=== Direction ===
Return the listing below in full, with every line exactly as it is.

=== Input records ===
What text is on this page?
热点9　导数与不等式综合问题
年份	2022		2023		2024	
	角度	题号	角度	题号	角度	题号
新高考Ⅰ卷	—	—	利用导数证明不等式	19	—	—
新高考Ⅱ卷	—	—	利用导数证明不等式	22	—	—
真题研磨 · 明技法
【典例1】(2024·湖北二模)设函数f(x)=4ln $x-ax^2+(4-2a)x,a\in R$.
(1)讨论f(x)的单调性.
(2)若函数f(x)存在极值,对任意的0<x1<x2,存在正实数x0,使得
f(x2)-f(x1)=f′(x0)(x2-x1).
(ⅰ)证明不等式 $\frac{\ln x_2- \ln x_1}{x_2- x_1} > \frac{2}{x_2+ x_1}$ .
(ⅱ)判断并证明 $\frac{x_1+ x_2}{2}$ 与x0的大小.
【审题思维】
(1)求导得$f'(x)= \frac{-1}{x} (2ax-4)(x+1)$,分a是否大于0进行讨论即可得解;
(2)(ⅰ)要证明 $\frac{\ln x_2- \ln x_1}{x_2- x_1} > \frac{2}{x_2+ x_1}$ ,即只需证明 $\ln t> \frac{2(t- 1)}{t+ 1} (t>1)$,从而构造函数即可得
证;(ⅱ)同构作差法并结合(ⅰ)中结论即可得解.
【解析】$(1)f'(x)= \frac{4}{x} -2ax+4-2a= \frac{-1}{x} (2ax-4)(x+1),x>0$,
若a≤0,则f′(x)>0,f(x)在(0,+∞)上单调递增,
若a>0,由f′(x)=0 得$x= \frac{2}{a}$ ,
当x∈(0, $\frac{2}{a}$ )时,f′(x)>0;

=== Solved exercise ===
What text is on this page?
热点9　导数与不等式综合问题
年份	2022		2023		2024	
	角度	题号	角度	题号	角度	题号
新高考Ⅰ卷	—	—	利用导数证明不等式	19	—	—
新高考Ⅱ卷	—	—	利用导数证明不等式	22	—	—
真题研磨 · 明技法
【典例1】(2024·湖北二模)设函数f(x)=4ln $x-ax^2+(4-2a)x,a\in R$.
(1)讨论f(x)的单调性.
(2)若函数f(x)存在极值,对任意的0<x1<x2,存在正实数x0,使得
f(x2)-f(x1)=f′(x0)(x2-x1).
(ⅰ)证明不等式 $\frac{\ln x_2- \ln x_1}{x_2- x_1} > \frac{2}{x_2+ x_1}$ .
(ⅱ)判断并证明 $\frac{x_1+ x_2}{2}$ 与x0的大小.
【审题思维】
(1)求导得$f'(x)= \frac{-1}{x} (2ax-4)(x+1)$,分a是否大于0进行讨论即可得解;
(2)(ⅰ)要证明 $\frac{\ln x_2- \ln x_1}{x_2- x_1} > \frac{2}{x_2+ x_1}$ ,即只需证明 $\ln t> \frac{2(t- 1)}{t+ 1} (t>1)$,从而构造函数即可得
证;(ⅱ)同构作差法并结合(ⅰ)中结论即可得解.
【解析】$(1)f'(x)= \frac{4}{x} -2ax+4-2a= \frac{-1}{x} (2ax-4)(x+1),x>0$,
若a≤0,则f′(x)>0,f(x)在(0,+∞)上单调递增,
若a>0,由f′(x)=0 得$x= \frac{2}{a}$ ,
当x∈(0, $\frac{2}{a}$ )时,f′(x)>0;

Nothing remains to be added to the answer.